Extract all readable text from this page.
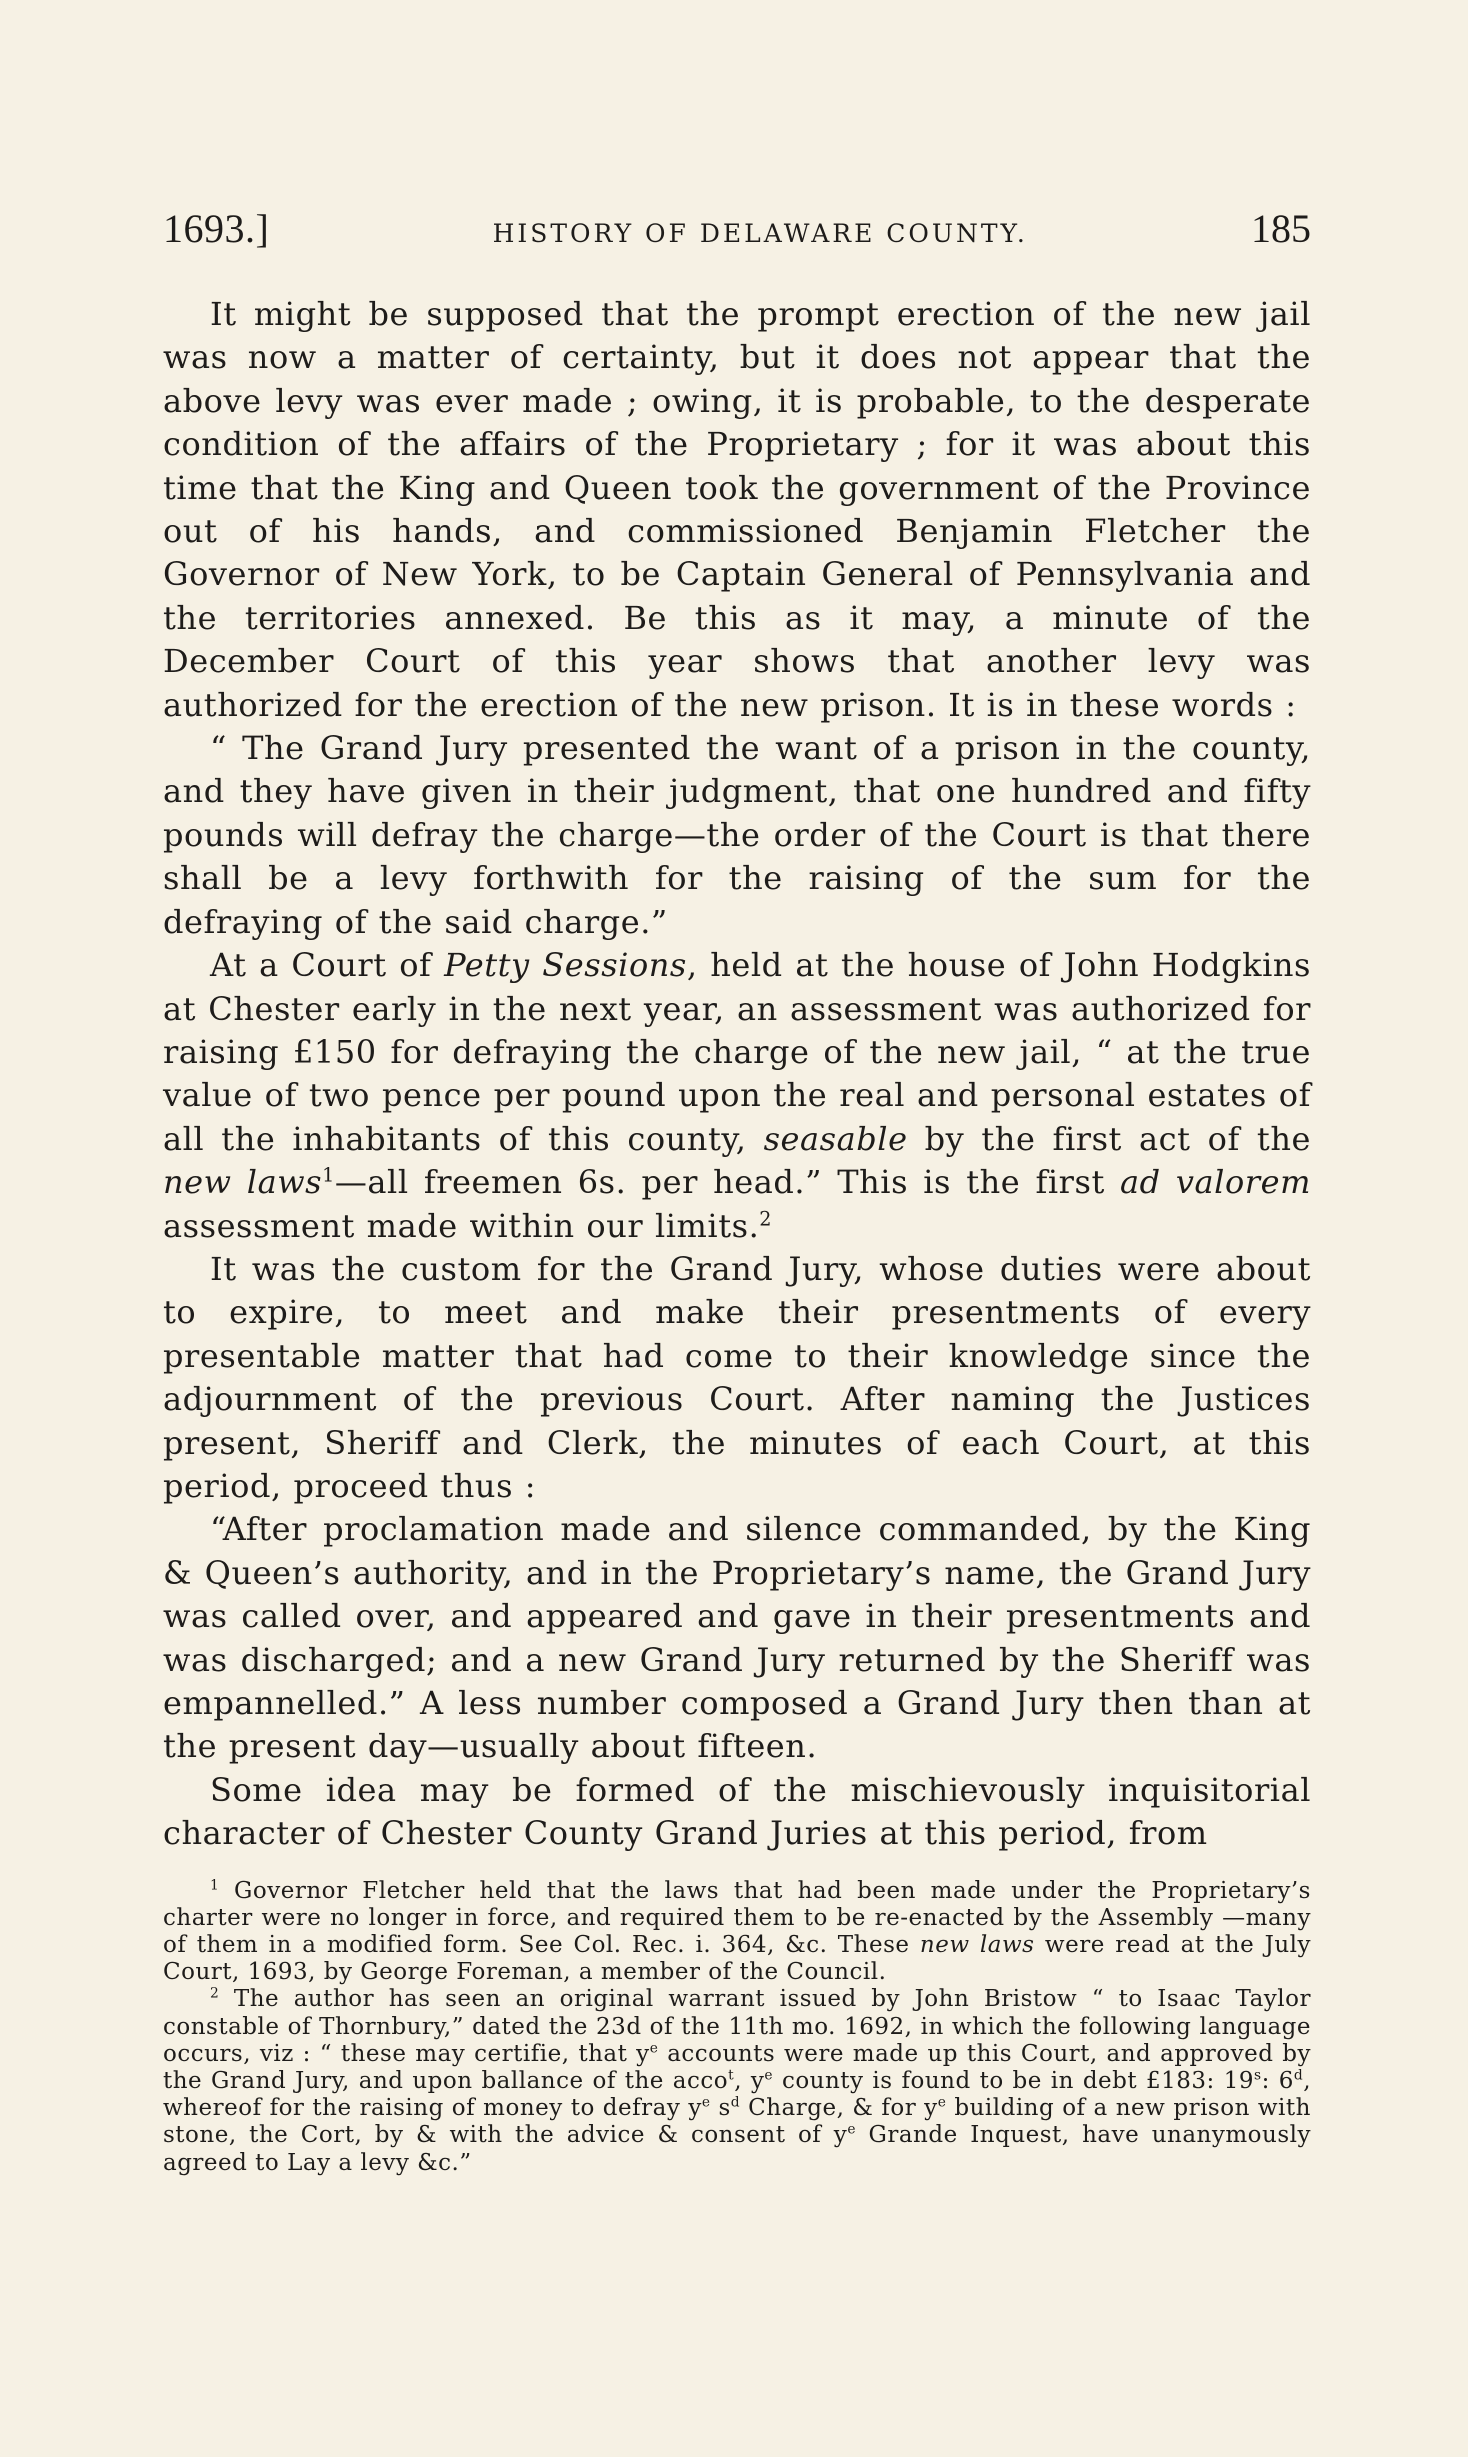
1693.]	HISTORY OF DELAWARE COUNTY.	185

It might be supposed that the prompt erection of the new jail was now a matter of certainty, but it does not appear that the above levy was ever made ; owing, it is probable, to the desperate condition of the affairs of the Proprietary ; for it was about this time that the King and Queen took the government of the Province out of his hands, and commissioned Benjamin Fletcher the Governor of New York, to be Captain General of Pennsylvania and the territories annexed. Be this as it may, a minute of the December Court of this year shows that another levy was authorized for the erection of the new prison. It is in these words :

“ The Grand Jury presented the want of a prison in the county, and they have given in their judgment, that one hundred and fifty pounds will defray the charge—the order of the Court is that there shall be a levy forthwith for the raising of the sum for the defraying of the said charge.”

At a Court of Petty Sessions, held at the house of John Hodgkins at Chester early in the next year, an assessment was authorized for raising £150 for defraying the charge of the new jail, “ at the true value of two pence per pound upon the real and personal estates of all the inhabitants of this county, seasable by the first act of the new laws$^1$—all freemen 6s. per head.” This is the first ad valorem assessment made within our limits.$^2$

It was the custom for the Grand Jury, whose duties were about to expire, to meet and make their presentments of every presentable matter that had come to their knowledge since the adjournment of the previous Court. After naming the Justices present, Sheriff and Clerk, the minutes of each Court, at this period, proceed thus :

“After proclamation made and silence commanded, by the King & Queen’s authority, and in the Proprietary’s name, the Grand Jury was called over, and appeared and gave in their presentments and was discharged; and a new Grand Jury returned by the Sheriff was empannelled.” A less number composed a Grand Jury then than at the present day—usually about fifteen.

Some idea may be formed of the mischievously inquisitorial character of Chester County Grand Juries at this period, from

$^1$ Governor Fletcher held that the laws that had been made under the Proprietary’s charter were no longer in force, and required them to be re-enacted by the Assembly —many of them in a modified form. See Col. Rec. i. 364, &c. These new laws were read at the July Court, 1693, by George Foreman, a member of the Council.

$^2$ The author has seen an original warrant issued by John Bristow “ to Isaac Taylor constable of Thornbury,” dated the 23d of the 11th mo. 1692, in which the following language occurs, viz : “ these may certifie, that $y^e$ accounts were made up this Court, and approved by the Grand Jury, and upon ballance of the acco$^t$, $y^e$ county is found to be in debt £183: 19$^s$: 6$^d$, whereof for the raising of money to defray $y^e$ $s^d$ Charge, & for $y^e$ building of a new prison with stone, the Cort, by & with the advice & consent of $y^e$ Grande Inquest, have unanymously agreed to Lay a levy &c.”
..............................
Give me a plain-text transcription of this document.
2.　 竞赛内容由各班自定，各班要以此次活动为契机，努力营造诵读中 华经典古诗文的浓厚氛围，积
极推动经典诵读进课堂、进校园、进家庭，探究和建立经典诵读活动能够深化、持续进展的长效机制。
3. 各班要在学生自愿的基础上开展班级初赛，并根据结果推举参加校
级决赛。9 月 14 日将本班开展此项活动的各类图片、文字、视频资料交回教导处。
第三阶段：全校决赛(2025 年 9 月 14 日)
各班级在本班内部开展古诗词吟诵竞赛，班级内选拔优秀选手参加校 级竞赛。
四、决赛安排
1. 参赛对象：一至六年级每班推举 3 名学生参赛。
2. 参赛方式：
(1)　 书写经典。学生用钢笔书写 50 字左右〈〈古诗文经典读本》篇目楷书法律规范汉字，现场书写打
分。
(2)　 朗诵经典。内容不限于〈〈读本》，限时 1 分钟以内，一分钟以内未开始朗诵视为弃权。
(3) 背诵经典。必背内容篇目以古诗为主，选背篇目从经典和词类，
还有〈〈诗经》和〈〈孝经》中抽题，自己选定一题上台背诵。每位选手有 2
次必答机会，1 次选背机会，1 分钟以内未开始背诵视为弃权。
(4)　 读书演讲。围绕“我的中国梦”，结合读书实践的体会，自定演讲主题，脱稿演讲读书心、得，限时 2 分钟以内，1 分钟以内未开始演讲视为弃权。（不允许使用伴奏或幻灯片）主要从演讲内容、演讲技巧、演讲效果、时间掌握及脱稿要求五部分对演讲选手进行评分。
..............................
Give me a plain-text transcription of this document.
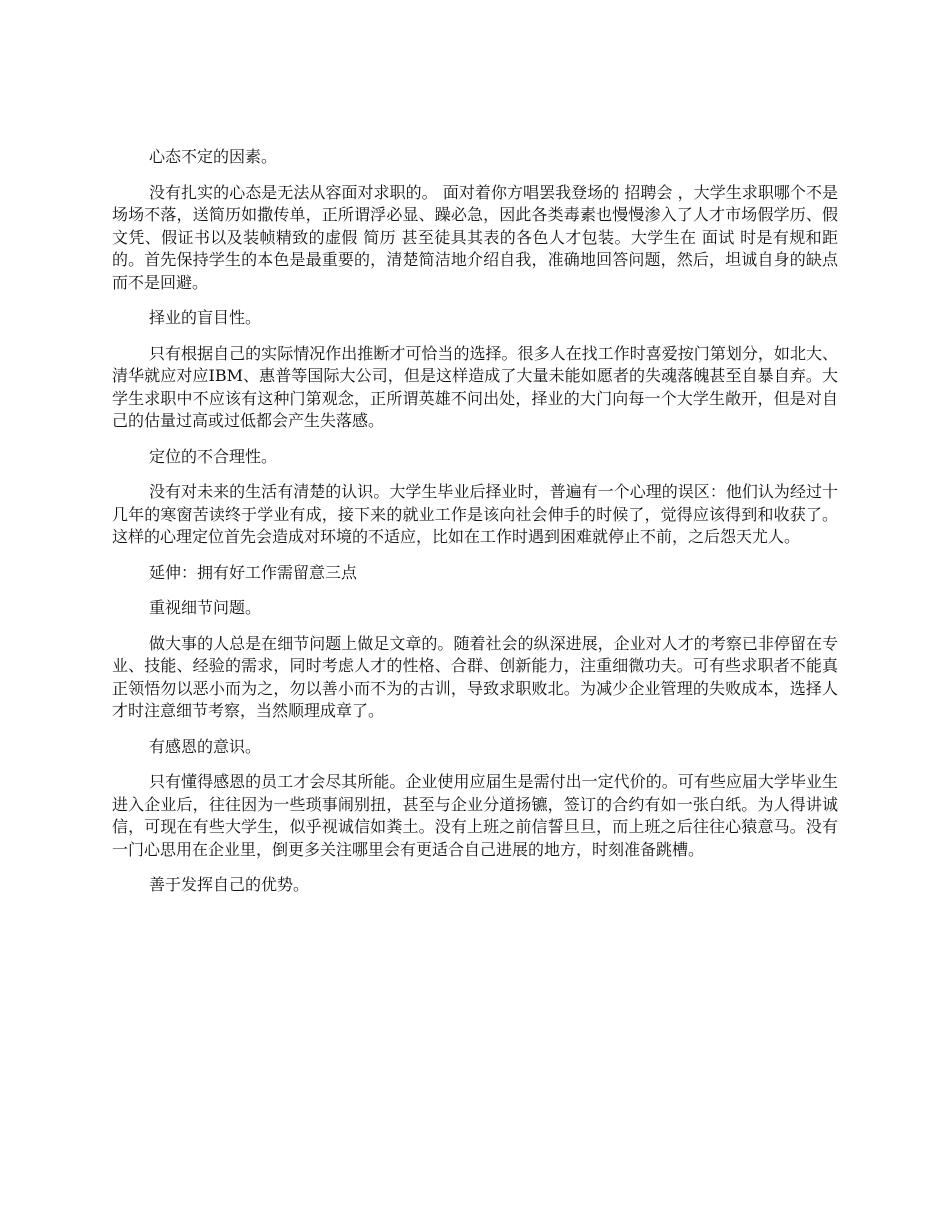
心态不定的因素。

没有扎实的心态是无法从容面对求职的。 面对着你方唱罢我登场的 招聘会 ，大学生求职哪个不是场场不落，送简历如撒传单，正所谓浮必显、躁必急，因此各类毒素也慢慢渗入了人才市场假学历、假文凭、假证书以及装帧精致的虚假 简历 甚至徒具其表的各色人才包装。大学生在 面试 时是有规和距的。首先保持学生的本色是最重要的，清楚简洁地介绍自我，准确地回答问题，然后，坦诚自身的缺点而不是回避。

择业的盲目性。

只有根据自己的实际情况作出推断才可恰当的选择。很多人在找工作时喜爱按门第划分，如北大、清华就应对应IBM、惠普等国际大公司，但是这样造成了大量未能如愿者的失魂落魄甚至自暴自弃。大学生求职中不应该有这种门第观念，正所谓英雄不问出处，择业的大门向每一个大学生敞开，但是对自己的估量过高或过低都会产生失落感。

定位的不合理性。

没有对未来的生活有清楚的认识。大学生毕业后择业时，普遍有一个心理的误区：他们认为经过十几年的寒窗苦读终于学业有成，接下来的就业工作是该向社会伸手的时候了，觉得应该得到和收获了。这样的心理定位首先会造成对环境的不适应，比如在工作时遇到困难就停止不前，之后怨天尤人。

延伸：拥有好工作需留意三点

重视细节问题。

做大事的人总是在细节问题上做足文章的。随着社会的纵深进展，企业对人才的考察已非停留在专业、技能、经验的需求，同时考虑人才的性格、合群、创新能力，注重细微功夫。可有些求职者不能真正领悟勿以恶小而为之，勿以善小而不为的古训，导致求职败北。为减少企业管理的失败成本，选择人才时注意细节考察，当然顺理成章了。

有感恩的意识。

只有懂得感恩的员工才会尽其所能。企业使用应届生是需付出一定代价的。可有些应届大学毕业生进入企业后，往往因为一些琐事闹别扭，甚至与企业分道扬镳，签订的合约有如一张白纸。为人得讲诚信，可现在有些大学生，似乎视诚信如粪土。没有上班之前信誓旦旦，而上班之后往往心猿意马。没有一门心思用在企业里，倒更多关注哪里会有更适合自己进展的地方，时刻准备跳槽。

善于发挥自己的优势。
..............................
## Task requirements
Pull every line containing "upon" from the material above.

## Answer to this exercise
At a Court of Petty Sessions, held at the house of John Hodgkins at Chester early in the next year, an assessment was authorized for raising £150 for defraying the charge of the new jail, “ at the true value of two pence per pound upon the real and personal estates of all the inhabitants of this county, seasable by the first act of the new laws$^1$—all freemen 6s. per head.” This is the first ad valorem assessment made within our limits.$^2$
$^2$ The author has seen an original warrant issued by John Bristow “ to Isaac Taylor constable of Thornbury,” dated the 23d of the 11th mo. 1692, in which the following language occurs, viz : “ these may certifie, that $y^e$ accounts were made up this Court, and approved by the Grand Jury, and upon ballance of the acco$^t$, $y^e$ county is found to be in debt £183: 19$^s$: 6$^d$, whereof for the raising of money to defray $y^e$ $s^d$ Charge, & for $y^e$ building of a new prison with stone, the Cort, by & with the advice & consent of $y^e$ Grande Inquest, have unanymously agreed to Lay a levy &c.”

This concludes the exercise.